RECORDS FOR THIS EXERCISE:
= = = = =

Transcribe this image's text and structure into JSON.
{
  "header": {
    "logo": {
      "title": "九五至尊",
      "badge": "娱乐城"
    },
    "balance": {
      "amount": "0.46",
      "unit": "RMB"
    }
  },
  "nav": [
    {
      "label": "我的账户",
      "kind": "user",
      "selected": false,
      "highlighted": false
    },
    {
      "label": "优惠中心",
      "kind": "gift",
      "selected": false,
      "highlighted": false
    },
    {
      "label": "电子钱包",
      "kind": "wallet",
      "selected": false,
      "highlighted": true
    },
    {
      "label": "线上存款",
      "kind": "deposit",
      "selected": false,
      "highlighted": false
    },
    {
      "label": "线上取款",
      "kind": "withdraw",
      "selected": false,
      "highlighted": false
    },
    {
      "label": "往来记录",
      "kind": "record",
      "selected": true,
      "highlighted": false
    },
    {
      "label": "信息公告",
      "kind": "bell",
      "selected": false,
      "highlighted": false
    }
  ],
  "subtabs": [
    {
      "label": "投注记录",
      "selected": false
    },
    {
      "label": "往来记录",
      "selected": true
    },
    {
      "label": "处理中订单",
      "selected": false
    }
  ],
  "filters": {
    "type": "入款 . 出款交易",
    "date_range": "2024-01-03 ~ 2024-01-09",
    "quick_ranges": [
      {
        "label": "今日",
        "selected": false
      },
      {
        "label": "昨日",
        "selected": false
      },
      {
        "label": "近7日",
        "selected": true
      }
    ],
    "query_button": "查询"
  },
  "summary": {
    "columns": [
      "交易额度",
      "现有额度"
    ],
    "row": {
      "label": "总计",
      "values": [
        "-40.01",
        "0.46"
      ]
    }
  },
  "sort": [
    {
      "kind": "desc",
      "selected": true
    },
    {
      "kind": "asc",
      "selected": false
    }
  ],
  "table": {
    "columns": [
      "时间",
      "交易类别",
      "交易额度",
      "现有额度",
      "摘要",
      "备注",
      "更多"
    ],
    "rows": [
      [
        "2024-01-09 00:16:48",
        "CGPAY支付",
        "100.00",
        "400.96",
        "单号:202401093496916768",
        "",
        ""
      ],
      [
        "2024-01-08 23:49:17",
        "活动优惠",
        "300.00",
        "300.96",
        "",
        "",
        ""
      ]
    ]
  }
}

= = = = =

WHAT IS NEEDED: Recopy the entries above exactly, with every line included.

TASK SOLUTION:
Transcribe this image's text and structure into JSON.
{
  "header": {
    "logo": {
      "title": "九五至尊",
      "badge": "娱乐城"
    },
    "balance": {
      "amount": "0.46",
      "unit": "RMB"
    }
  },
  "nav": [
    {
      "label": "我的账户",
      "kind": "user",
      "selected": false,
      "highlighted": false
    },
    {
      "label": "优惠中心",
      "kind": "gift",
      "selected": false,
      "highlighted": false
    },
    {
      "label": "电子钱包",
      "kind": "wallet",
      "selected": false,
      "highlighted": true
    },
    {
      "label": "线上存款",
      "kind": "deposit",
      "selected": false,
      "highlighted": false
    },
    {
      "label": "线上取款",
      "kind": "withdraw",
      "selected": false,
      "highlighted": false
    },
    {
      "label": "往来记录",
      "kind": "record",
      "selected": true,
      "highlighted": false
    },
    {
      "label": "信息公告",
      "kind": "bell",
      "selected": false,
      "highlighted": false
    }
  ],
  "subtabs": [
    {
      "label": "投注记录",
      "selected": false
    },
    {
      "label": "往来记录",
      "selected": true
    },
    {
      "label": "处理中订单",
      "selected": false
    }
  ],
  "filters": {
    "type": "入款 . 出款交易",
    "date_range": "2024-01-03 ~ 2024-01-09",
    "quick_ranges": [
      {
        "label": "今日",
        "selected": false
      },
      {
        "label": "昨日",
        "selected": false
      },
      {
        "label": "近7日",
        "selected": true
      }
    ],
    "query_button": "查询"
  },
  "summary": {
    "columns": [
      "交易额度",
      "现有额度"
    ],
    "row": {
      "label": "总计",
      "values": [
        "-40.01",
        "0.46"
      ]
    }
  },
  "sort": [
    {
      "kind": "desc",
      "selected": true
    },
    {
      "kind": "asc",
      "selected": false
    }
  ],
  "table": {
    "columns": [
      "时间",
      "交易类别",
      "交易额度",
      "现有额度",
      "摘要",
      "备注",
      "更多"
    ],
    "rows": [
      [
        "2024-01-09 00:16:48",
        "CGPAY支付",
        "100.00",
        "400.96",
        "单号:202401093496916768",
        "",
        ""
      ],
      [
        "2024-01-08 23:49:17",
        "活动优惠",
        "300.00",
        "300.96",
        "",
        "",
        ""
      ]
    ]
  }
}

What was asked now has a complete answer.